Stored items from a collection:
---------------
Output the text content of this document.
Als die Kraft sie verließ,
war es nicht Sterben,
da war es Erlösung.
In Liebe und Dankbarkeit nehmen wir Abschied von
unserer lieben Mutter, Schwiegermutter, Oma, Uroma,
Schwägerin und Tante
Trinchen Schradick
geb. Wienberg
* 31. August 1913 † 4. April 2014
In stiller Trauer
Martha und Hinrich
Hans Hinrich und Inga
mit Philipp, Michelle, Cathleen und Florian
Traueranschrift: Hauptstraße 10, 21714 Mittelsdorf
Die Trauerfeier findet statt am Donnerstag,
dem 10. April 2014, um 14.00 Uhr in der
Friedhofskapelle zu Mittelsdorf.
---------------
### [Given request]
Work out how many lines of the data above hold the word "Hinrich", and write only the count.

### [Worked answer]
2